» WRITTEN TASK: Without the images, output each record below as it stands.

» TASK MATERIAL:
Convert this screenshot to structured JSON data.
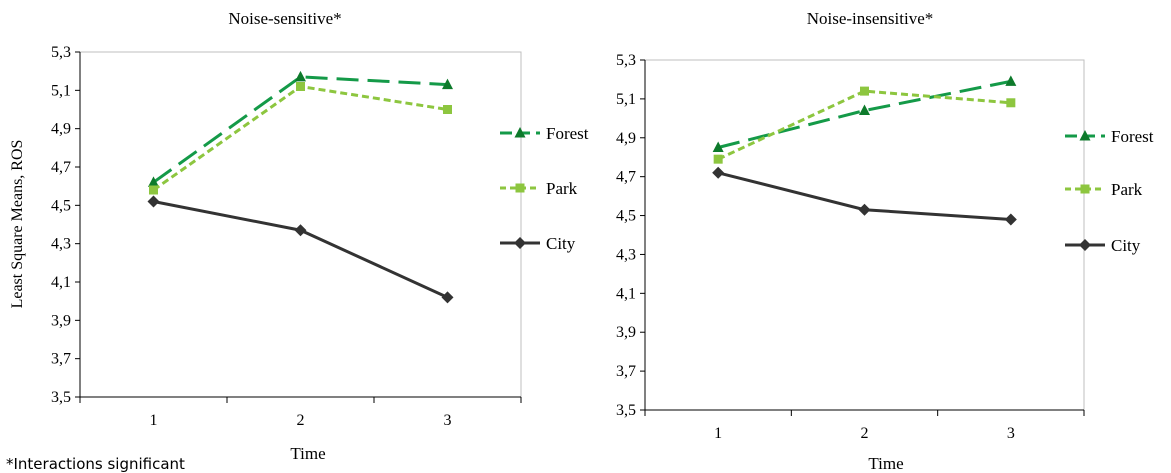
{
  "footnote": "*Interactions significant",
  "colors": {
    "forest": "#149a48",
    "park": "#8dc63f",
    "city": "#333333",
    "forest_marker": "#0d7a2b",
    "axis": "#000000"
  },
  "chart_data": [
    {
      "type": "line",
      "title": "Noise-sensitive*",
      "xlabel": "Time",
      "ylabel": "Least Square Means, ROS",
      "x": [
        "1",
        "2",
        "3"
      ],
      "yticks": [
        "3,5",
        "3,7",
        "3,9",
        "4,1",
        "4,3",
        "4,5",
        "4,7",
        "4,9",
        "5,1",
        "5,3"
      ],
      "ylim": [
        3.5,
        5.3
      ],
      "grid": false,
      "legend_position": "right",
      "series": [
        {
          "name": "Forest",
          "key": "forest",
          "marker": "triangle",
          "dash": "long",
          "values": [
            4.62,
            5.17,
            5.13
          ]
        },
        {
          "name": "Park",
          "key": "park",
          "marker": "square",
          "dash": "short",
          "values": [
            4.58,
            5.12,
            5.0
          ]
        },
        {
          "name": "City",
          "key": "city",
          "marker": "diamond",
          "dash": "solid",
          "values": [
            4.52,
            4.37,
            4.02
          ]
        }
      ]
    },
    {
      "type": "line",
      "title": "Noise-insensitive*",
      "xlabel": "Time",
      "ylabel": "",
      "x": [
        "1",
        "2",
        "3"
      ],
      "yticks": [
        "3,5",
        "3,7",
        "3,9",
        "4,1",
        "4,3",
        "4,5",
        "4,7",
        "4,9",
        "5,1",
        "5,3"
      ],
      "ylim": [
        3.5,
        5.3
      ],
      "grid": false,
      "legend_position": "right",
      "series": [
        {
          "name": "Forest",
          "key": "forest",
          "marker": "triangle",
          "dash": "long",
          "values": [
            4.85,
            5.04,
            5.19
          ]
        },
        {
          "name": "Park",
          "key": "park",
          "marker": "square",
          "dash": "short",
          "values": [
            4.79,
            5.14,
            5.08
          ]
        },
        {
          "name": "City",
          "key": "city",
          "marker": "diamond",
          "dash": "solid",
          "values": [
            4.72,
            4.53,
            4.48
          ]
        }
      ]
    }
  ]
}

» TASK OUTPUT:
Convert this screenshot to structured JSON data.
{
  "footnote": "*Interactions significant",
  "colors": {
    "forest": "#149a48",
    "park": "#8dc63f",
    "city": "#333333",
    "forest_marker": "#0d7a2b",
    "axis": "#000000"
  },
  "chart_data": [
    {
      "type": "line",
      "title": "Noise-sensitive*",
      "xlabel": "Time",
      "ylabel": "Least Square Means, ROS",
      "x": [
        "1",
        "2",
        "3"
      ],
      "yticks": [
        "3,5",
        "3,7",
        "3,9",
        "4,1",
        "4,3",
        "4,5",
        "4,7",
        "4,9",
        "5,1",
        "5,3"
      ],
      "ylim": [
        3.5,
        5.3
      ],
      "grid": false,
      "legend_position": "right",
      "series": [
        {
          "name": "Forest",
          "key": "forest",
          "marker": "triangle",
          "dash": "long",
          "values": [
            4.62,
            5.17,
            5.13
          ]
        },
        {
          "name": "Park",
          "key": "park",
          "marker": "square",
          "dash": "short",
          "values": [
            4.58,
            5.12,
            5.0
          ]
        },
        {
          "name": "City",
          "key": "city",
          "marker": "diamond",
          "dash": "solid",
          "values": [
            4.52,
            4.37,
            4.02
          ]
        }
      ]
    },
    {
      "type": "line",
      "title": "Noise-insensitive*",
      "xlabel": "Time",
      "ylabel": "",
      "x": [
        "1",
        "2",
        "3"
      ],
      "yticks": [
        "3,5",
        "3,7",
        "3,9",
        "4,1",
        "4,3",
        "4,5",
        "4,7",
        "4,9",
        "5,1",
        "5,3"
      ],
      "ylim": [
        3.5,
        5.3
      ],
      "grid": false,
      "legend_position": "right",
      "series": [
        {
          "name": "Forest",
          "key": "forest",
          "marker": "triangle",
          "dash": "long",
          "values": [
            4.85,
            5.04,
            5.19
          ]
        },
        {
          "name": "Park",
          "key": "park",
          "marker": "square",
          "dash": "short",
          "values": [
            4.79,
            5.14,
            5.08
          ]
        },
        {
          "name": "City",
          "key": "city",
          "marker": "diamond",
          "dash": "solid",
          "values": [
            4.72,
            4.53,
            4.48
          ]
        }
      ]
    }
  ]
}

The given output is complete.